## Challenge
Output an exact reproduction of the data.

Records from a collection
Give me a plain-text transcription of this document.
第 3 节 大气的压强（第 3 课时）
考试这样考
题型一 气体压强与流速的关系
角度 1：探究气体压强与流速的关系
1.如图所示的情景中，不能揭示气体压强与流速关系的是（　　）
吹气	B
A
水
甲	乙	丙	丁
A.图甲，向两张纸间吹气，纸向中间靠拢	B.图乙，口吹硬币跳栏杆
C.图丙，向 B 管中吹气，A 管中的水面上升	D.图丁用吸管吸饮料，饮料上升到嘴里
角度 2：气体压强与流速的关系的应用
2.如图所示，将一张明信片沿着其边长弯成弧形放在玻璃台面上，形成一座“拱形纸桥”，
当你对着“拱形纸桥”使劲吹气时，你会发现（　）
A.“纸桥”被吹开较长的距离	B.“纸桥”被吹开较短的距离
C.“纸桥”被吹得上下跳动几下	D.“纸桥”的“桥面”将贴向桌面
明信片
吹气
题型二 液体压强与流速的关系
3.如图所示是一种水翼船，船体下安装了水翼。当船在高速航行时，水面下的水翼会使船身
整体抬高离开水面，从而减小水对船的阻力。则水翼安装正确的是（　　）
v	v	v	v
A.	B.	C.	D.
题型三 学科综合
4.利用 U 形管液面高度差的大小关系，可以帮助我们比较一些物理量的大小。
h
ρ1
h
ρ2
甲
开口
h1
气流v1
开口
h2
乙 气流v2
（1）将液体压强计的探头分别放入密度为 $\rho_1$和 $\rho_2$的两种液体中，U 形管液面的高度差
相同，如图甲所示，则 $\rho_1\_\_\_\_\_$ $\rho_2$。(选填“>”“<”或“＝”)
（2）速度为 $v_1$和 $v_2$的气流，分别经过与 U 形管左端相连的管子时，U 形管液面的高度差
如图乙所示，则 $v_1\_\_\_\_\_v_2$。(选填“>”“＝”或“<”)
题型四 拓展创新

## Result below
Give me a plain-text transcription of this document.
第 3 节 大气的压强（第 3 课时）
考试这样考
题型一 气体压强与流速的关系
角度 1：探究气体压强与流速的关系
1.如图所示的情景中，不能揭示气体压强与流速关系的是（　　）
吹气	B
A
水
甲	乙	丙	丁
A.图甲，向两张纸间吹气，纸向中间靠拢	B.图乙，口吹硬币跳栏杆
C.图丙，向 B 管中吹气，A 管中的水面上升	D.图丁用吸管吸饮料，饮料上升到嘴里
角度 2：气体压强与流速的关系的应用
2.如图所示，将一张明信片沿着其边长弯成弧形放在玻璃台面上，形成一座“拱形纸桥”，
当你对着“拱形纸桥”使劲吹气时，你会发现（　）
A.“纸桥”被吹开较长的距离	B.“纸桥”被吹开较短的距离
C.“纸桥”被吹得上下跳动几下	D.“纸桥”的“桥面”将贴向桌面
明信片
吹气
题型二 液体压强与流速的关系
3.如图所示是一种水翼船，船体下安装了水翼。当船在高速航行时，水面下的水翼会使船身
整体抬高离开水面，从而减小水对船的阻力。则水翼安装正确的是（　　）
v	v	v	v
A.	B.	C.	D.
题型三 学科综合
4.利用 U 形管液面高度差的大小关系，可以帮助我们比较一些物理量的大小。
h
ρ1
h
ρ2
甲
开口
h1
气流v1
开口
h2
乙 气流v2
（1）将液体压强计的探头分别放入密度为 $\rho_1$和 $\rho_2$的两种液体中，U 形管液面的高度差
相同，如图甲所示，则 $\rho_1\_\_\_\_\_$ $\rho_2$。(选填“>”“<”或“＝”)
（2）速度为 $v_1$和 $v_2$的气流，分别经过与 U 形管左端相连的管子时，U 形管液面的高度差
如图乙所示，则 $v_1\_\_\_\_\_v_2$。(选填“>”“＝”或“<”)
题型四 拓展创新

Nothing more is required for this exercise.